**What is required**. Show every line of the records below that contains the word "Slope".

**Task input**.
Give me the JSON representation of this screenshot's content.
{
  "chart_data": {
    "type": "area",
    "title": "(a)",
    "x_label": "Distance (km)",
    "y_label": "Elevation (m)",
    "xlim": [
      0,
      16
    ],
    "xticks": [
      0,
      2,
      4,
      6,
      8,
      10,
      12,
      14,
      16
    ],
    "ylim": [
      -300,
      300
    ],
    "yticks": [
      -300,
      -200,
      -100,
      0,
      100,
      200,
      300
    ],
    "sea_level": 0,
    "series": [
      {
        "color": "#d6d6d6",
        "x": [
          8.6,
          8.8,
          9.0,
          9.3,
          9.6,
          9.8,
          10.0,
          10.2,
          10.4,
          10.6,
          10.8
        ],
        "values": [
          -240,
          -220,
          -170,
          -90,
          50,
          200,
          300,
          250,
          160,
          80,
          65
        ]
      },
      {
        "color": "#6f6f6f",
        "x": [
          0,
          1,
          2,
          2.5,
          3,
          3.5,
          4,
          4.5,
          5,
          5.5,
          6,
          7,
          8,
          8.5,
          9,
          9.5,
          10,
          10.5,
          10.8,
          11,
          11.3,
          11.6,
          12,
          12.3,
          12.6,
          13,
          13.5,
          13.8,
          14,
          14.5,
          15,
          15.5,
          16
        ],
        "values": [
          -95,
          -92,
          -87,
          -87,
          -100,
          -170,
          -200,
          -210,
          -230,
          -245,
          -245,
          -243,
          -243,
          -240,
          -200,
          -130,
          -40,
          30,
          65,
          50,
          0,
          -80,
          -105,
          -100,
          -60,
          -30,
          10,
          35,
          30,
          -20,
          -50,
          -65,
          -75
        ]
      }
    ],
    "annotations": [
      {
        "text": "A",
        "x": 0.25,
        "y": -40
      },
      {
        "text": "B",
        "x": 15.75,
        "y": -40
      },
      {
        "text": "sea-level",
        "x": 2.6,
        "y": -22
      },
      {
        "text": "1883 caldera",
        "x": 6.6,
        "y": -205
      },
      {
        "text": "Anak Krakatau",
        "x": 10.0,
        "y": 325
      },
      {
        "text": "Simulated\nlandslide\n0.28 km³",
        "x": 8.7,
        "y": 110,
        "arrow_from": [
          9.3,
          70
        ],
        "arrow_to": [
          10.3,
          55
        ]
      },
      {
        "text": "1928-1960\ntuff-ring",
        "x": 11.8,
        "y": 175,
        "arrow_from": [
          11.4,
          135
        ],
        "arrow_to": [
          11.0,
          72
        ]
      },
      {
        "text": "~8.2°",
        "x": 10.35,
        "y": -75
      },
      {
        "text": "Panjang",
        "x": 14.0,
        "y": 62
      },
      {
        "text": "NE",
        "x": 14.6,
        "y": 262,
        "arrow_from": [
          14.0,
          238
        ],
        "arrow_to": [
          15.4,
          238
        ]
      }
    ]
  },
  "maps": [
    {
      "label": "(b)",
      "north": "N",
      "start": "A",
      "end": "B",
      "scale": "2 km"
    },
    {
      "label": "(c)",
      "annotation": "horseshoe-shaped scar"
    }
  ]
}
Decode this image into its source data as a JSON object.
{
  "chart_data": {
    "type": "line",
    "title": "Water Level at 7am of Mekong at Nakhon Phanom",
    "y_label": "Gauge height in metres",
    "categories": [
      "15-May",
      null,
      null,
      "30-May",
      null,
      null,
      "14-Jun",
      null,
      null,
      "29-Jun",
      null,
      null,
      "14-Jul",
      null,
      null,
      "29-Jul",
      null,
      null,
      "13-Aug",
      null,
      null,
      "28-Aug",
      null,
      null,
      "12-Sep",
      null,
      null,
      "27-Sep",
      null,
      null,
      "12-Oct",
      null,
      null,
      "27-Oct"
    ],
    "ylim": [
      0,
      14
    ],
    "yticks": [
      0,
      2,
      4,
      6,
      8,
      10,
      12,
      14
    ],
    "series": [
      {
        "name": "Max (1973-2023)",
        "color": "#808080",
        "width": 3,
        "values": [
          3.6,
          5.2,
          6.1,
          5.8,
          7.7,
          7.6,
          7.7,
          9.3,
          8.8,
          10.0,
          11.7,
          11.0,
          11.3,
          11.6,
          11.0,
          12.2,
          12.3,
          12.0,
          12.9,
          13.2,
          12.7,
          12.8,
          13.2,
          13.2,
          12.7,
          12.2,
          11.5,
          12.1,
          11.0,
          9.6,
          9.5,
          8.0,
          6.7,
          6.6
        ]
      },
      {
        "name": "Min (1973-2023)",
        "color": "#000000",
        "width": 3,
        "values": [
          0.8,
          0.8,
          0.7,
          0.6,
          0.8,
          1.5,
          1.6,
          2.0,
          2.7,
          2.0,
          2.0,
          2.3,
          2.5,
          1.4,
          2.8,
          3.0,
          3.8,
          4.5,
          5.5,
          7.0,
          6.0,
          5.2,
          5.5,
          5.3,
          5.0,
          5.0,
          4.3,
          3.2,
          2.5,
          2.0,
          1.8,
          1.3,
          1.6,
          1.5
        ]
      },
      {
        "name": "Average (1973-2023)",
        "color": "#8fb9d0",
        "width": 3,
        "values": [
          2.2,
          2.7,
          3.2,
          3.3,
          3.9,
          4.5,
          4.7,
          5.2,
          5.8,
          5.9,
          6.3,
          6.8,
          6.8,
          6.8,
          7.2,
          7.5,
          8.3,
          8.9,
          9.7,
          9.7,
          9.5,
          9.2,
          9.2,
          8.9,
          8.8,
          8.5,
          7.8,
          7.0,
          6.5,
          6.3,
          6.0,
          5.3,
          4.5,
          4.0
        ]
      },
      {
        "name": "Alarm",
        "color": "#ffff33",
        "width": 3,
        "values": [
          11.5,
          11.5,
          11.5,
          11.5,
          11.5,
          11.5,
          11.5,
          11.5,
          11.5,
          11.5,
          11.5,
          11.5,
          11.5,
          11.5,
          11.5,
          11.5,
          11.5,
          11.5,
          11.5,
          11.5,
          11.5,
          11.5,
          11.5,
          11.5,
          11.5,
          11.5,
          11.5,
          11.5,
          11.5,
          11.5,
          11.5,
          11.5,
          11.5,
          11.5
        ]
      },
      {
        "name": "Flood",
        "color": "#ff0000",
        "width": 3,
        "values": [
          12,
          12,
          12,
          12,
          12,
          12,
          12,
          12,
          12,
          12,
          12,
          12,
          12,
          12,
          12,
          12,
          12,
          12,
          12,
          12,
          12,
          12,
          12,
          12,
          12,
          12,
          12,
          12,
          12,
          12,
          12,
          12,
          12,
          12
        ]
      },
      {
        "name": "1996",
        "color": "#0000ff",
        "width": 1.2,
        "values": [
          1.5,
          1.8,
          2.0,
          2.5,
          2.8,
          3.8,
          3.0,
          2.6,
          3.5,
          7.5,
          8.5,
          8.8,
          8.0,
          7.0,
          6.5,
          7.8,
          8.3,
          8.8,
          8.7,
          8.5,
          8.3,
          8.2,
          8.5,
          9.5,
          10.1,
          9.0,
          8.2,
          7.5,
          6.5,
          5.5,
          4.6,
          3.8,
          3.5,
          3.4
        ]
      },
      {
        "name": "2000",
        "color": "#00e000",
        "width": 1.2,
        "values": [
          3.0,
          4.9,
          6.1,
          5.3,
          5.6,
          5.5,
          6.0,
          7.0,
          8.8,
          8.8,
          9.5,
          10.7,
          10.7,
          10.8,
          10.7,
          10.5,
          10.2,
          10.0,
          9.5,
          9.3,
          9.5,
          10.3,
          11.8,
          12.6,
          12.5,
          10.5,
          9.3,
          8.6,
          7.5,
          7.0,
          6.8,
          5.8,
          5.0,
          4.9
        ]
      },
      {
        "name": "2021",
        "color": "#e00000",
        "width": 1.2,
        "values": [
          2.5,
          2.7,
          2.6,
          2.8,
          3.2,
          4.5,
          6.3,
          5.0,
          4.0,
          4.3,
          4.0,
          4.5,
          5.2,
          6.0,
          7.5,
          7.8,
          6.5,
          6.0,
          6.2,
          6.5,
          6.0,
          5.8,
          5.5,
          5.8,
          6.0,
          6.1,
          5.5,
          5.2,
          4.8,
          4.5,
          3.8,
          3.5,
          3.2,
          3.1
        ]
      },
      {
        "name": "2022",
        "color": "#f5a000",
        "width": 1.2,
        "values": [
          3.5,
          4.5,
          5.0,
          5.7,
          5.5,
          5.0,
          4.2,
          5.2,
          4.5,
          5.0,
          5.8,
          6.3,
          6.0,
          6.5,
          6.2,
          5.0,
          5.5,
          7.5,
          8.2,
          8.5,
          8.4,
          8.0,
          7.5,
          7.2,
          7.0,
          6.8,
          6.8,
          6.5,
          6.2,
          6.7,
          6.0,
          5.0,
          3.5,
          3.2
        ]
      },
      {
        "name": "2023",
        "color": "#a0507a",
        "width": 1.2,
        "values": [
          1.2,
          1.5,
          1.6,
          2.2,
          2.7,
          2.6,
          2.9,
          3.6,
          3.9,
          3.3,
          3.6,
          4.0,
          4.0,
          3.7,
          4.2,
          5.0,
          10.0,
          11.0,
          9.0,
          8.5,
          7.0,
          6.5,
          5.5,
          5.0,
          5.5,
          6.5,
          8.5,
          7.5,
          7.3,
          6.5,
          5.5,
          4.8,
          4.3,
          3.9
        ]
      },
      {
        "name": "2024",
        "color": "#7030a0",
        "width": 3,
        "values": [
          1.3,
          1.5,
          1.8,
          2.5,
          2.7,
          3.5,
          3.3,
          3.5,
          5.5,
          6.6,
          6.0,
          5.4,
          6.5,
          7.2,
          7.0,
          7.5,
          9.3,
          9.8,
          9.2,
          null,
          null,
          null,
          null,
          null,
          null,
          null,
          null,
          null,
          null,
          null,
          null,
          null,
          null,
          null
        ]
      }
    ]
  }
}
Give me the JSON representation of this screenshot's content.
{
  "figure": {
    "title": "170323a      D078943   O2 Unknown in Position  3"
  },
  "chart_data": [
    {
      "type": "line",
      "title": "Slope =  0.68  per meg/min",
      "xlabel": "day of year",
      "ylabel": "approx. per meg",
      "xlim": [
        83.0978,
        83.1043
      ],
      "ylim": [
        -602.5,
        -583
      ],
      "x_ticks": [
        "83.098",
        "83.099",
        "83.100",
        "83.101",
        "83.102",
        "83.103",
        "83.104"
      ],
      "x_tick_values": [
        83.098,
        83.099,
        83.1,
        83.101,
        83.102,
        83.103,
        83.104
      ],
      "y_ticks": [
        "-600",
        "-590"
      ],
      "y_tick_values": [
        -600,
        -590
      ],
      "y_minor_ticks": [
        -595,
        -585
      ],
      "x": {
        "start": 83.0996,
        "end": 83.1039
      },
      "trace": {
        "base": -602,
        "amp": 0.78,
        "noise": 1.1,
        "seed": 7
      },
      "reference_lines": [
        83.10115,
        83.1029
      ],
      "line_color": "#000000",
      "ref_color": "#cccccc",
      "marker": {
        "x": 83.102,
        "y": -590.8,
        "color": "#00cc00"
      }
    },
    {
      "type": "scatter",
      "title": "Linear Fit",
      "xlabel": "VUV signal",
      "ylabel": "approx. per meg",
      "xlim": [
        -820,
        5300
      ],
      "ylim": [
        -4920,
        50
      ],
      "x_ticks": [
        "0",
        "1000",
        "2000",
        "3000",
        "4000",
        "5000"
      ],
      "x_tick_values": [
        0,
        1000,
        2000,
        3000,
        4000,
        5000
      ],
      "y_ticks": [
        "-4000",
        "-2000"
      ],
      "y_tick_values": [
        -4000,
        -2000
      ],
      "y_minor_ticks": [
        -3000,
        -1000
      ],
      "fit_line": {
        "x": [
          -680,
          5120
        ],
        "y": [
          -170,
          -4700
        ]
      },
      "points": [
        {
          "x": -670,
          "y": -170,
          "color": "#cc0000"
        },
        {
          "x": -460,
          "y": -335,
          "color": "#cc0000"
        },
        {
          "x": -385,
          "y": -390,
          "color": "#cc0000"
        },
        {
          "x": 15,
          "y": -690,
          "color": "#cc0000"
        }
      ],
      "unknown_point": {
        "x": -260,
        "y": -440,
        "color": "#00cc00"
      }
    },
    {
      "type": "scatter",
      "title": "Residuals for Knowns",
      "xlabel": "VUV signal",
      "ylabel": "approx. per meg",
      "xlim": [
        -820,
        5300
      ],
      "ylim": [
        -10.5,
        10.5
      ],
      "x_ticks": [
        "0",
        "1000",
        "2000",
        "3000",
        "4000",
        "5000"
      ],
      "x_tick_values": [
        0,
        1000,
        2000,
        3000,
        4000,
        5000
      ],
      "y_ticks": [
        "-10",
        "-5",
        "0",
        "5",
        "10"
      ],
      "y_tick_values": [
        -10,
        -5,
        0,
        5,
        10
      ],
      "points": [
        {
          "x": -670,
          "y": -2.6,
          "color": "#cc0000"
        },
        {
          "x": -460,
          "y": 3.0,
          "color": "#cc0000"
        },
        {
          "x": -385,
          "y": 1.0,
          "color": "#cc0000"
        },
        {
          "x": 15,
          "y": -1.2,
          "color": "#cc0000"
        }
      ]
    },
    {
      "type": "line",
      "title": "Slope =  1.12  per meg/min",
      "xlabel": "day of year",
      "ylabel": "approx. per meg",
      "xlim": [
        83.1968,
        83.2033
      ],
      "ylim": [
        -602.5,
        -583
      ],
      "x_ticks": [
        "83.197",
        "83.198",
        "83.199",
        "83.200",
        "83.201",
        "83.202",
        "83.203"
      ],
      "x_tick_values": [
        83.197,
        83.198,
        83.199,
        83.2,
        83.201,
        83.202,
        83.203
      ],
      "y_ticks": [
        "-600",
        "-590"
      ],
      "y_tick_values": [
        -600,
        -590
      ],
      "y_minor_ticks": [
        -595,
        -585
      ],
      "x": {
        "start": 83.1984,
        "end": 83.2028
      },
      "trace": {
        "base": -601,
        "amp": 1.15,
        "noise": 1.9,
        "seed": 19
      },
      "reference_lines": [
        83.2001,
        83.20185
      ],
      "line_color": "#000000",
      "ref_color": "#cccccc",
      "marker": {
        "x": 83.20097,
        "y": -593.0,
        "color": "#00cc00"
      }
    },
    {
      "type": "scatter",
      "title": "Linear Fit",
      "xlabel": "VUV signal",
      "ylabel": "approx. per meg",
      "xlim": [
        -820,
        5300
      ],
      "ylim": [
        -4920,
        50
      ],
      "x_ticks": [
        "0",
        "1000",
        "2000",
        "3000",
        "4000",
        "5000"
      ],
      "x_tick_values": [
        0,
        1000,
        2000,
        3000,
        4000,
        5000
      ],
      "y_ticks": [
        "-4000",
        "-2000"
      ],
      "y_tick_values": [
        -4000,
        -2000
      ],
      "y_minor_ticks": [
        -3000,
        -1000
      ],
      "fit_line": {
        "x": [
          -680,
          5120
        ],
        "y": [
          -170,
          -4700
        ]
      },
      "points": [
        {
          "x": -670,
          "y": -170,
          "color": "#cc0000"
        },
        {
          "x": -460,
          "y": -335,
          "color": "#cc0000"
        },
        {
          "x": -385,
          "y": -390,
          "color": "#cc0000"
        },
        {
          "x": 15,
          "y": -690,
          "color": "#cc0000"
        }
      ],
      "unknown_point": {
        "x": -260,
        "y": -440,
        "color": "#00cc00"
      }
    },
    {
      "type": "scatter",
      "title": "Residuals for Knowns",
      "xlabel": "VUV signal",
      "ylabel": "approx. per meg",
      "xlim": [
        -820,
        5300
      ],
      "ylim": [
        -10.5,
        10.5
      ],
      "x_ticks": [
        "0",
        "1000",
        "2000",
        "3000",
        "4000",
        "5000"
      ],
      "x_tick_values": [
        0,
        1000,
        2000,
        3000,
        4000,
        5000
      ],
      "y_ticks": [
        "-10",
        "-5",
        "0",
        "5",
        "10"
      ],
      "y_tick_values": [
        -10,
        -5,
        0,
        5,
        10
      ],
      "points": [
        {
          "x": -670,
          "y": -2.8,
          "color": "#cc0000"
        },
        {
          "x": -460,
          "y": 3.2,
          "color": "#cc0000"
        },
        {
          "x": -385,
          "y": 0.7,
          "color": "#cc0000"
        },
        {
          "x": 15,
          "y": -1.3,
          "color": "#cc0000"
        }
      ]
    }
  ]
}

**Written response**.
      "title": "Slope =  0.68  per meg/min",
      "title": "Slope =  1.12  per meg/min",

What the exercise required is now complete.